Dataset excerpts:
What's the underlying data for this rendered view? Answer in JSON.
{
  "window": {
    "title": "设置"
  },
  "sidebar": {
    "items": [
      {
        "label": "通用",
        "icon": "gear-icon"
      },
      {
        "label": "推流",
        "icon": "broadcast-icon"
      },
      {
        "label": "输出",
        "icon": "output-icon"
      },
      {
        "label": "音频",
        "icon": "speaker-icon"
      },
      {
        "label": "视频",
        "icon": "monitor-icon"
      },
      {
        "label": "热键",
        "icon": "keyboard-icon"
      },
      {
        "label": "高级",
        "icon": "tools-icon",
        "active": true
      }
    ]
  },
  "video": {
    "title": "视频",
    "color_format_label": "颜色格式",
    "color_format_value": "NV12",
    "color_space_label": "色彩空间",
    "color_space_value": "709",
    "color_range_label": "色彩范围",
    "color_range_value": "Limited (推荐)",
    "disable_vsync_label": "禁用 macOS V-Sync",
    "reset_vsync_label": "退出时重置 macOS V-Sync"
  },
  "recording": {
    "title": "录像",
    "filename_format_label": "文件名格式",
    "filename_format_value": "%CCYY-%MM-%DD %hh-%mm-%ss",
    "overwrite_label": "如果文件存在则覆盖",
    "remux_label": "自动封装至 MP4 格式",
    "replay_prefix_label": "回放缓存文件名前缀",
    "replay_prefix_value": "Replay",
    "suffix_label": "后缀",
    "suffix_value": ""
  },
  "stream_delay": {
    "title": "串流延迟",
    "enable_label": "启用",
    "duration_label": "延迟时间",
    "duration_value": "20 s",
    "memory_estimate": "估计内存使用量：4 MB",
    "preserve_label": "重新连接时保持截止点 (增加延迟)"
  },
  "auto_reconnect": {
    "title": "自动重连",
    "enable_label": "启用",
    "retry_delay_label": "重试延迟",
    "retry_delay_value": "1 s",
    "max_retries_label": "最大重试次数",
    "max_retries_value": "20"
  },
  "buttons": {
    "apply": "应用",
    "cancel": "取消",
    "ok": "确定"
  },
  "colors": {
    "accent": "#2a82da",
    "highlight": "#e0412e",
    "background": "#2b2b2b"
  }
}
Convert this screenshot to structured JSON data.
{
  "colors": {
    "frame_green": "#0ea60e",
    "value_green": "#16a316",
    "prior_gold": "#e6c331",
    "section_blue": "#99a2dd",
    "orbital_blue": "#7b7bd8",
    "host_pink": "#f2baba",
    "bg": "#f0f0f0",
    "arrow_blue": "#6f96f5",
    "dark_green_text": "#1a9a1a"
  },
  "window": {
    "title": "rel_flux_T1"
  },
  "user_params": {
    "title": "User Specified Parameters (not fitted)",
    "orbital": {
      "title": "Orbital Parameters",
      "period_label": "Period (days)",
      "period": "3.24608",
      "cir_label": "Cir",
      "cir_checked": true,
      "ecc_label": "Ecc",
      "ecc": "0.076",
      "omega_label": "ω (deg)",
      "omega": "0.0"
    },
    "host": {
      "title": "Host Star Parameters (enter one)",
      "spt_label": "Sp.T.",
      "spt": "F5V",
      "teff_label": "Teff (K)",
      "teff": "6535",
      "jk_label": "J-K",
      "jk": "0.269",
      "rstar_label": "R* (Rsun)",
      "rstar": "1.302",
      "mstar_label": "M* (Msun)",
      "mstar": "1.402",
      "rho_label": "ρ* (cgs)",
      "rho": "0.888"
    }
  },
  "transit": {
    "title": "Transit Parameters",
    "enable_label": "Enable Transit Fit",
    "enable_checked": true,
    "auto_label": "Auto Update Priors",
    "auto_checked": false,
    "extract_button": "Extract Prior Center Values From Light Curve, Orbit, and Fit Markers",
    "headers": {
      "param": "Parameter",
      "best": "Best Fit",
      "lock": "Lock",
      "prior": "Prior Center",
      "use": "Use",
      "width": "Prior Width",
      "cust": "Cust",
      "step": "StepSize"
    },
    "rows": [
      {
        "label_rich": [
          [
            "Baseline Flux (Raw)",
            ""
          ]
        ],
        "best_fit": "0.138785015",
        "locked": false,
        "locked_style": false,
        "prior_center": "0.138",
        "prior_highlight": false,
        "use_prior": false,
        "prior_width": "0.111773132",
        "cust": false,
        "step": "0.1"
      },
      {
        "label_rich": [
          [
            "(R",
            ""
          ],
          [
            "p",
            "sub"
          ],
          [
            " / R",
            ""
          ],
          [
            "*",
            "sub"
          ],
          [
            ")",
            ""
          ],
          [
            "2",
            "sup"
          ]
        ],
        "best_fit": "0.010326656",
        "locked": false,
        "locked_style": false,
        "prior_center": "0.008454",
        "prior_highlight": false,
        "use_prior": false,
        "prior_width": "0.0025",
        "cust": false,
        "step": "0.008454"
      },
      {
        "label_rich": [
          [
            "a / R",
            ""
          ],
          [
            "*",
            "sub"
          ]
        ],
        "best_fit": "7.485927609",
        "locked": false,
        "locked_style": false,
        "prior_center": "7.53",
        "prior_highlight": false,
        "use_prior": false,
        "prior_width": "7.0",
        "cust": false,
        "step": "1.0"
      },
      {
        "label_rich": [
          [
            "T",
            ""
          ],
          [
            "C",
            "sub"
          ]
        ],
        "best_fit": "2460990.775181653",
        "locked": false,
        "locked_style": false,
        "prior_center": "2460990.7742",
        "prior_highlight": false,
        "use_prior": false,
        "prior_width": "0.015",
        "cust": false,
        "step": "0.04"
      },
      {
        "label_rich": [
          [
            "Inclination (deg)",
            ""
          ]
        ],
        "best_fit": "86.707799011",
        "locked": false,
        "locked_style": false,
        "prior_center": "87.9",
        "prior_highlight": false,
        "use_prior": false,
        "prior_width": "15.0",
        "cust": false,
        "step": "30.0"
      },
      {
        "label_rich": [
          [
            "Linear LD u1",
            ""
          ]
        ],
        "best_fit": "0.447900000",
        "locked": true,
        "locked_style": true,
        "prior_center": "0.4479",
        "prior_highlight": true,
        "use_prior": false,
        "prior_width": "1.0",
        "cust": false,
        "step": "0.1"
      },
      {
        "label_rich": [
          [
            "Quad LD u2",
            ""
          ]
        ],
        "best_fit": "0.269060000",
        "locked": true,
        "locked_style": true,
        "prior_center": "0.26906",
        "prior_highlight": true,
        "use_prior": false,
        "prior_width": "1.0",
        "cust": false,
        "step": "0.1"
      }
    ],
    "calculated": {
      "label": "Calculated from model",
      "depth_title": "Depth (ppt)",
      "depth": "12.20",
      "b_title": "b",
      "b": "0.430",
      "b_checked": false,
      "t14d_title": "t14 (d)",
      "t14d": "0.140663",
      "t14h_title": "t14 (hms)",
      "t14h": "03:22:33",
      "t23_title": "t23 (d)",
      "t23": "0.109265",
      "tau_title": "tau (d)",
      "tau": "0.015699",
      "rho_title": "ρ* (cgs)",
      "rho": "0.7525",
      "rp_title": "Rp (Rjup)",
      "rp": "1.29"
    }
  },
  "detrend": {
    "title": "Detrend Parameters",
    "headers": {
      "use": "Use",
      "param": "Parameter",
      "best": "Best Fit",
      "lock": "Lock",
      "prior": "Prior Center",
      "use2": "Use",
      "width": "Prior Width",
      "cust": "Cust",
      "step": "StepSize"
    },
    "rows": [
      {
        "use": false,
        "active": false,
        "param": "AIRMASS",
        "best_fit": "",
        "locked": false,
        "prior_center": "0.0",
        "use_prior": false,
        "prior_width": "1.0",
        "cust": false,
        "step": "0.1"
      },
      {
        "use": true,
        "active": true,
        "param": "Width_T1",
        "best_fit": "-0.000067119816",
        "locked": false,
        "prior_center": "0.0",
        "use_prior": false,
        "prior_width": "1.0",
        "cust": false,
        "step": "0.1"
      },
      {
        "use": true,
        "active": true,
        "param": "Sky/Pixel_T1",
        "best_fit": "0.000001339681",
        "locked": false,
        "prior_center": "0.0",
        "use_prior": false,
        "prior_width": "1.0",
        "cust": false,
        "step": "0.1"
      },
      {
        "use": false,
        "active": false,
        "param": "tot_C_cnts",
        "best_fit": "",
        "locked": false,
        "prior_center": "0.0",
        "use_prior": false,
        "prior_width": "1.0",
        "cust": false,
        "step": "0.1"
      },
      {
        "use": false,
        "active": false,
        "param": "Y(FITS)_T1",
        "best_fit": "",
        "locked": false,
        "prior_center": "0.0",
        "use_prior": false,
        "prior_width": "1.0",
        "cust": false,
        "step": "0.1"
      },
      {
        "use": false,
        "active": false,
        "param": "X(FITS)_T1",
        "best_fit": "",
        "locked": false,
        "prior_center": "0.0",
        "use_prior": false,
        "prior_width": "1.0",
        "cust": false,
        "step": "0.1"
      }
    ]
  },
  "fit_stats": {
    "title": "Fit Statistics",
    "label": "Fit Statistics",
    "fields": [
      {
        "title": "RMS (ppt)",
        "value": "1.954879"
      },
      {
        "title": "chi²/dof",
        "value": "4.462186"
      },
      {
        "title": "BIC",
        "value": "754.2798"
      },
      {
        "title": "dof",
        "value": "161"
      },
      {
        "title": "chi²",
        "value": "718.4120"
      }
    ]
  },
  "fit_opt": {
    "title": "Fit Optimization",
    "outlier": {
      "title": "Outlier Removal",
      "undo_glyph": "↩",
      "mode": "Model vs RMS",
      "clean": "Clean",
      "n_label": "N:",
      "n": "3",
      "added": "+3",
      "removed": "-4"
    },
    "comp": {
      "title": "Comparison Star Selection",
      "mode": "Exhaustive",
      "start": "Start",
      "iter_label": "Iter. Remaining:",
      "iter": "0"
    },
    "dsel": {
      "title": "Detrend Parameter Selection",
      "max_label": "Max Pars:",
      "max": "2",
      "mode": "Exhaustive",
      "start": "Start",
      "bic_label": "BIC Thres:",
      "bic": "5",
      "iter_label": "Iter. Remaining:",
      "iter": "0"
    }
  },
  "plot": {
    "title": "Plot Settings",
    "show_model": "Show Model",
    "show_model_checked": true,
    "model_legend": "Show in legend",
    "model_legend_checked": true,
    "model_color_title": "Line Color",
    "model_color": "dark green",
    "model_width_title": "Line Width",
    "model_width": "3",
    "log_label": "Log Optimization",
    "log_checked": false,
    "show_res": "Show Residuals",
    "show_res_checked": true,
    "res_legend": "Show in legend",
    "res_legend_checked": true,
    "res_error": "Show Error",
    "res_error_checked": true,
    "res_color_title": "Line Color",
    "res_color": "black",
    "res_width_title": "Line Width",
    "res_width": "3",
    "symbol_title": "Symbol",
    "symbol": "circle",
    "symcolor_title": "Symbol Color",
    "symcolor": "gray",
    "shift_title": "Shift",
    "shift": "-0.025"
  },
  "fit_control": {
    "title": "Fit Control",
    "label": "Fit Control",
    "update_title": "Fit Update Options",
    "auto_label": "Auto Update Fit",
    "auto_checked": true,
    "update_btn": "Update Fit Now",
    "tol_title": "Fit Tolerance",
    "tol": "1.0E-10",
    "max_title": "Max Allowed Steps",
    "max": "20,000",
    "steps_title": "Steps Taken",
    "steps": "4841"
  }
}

Exercise instructions:
Select all lines in the listing that include the word "Update".

Solution for this exercise:
    "auto_label": "Auto Update Priors",
    "update_title": "Fit Update Options",
    "auto_label": "Auto Update Fit",
    "update_btn": "Update Fit Now",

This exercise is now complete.